[Recorded data]
----------

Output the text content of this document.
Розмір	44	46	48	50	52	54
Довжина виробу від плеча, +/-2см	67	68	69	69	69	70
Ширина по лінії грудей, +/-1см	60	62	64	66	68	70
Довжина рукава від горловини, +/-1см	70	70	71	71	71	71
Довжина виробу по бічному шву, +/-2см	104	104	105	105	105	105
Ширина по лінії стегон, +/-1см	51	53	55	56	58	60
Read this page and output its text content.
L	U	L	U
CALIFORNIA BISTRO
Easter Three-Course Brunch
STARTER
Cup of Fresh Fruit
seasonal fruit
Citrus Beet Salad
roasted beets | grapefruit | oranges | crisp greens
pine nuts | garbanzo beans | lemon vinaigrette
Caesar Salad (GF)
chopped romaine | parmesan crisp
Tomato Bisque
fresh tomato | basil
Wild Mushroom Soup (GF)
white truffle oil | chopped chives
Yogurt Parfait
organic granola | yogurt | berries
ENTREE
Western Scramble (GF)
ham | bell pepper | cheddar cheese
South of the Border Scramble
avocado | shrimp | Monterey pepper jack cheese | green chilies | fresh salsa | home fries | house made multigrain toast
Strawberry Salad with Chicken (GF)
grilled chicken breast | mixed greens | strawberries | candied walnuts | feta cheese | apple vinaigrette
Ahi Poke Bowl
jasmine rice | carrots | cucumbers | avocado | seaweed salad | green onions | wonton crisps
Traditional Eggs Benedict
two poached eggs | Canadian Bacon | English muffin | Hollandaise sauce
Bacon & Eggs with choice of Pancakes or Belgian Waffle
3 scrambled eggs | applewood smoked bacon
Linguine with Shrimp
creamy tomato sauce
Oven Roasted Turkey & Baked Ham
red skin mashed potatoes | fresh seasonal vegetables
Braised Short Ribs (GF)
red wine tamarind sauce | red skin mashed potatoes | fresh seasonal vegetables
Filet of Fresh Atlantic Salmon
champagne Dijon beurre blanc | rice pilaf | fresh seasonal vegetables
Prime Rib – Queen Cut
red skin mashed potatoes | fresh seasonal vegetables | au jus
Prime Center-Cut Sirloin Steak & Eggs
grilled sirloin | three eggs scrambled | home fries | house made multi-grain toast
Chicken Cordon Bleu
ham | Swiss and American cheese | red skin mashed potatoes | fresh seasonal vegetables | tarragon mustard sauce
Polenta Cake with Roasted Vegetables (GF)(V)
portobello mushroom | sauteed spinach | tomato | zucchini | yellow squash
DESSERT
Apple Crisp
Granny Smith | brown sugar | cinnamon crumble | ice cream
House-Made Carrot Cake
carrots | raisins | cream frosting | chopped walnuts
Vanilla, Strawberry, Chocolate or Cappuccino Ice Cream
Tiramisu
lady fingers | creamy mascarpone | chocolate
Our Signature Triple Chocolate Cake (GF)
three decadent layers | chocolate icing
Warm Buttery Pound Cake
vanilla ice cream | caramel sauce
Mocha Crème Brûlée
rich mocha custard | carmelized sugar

----------

_Exercise requirements_
From the entries above, copy every line where the word "creamy" shows up.

_Solution below_
creamy tomato sauce
lady fingers | creamy mascarpone | chocolate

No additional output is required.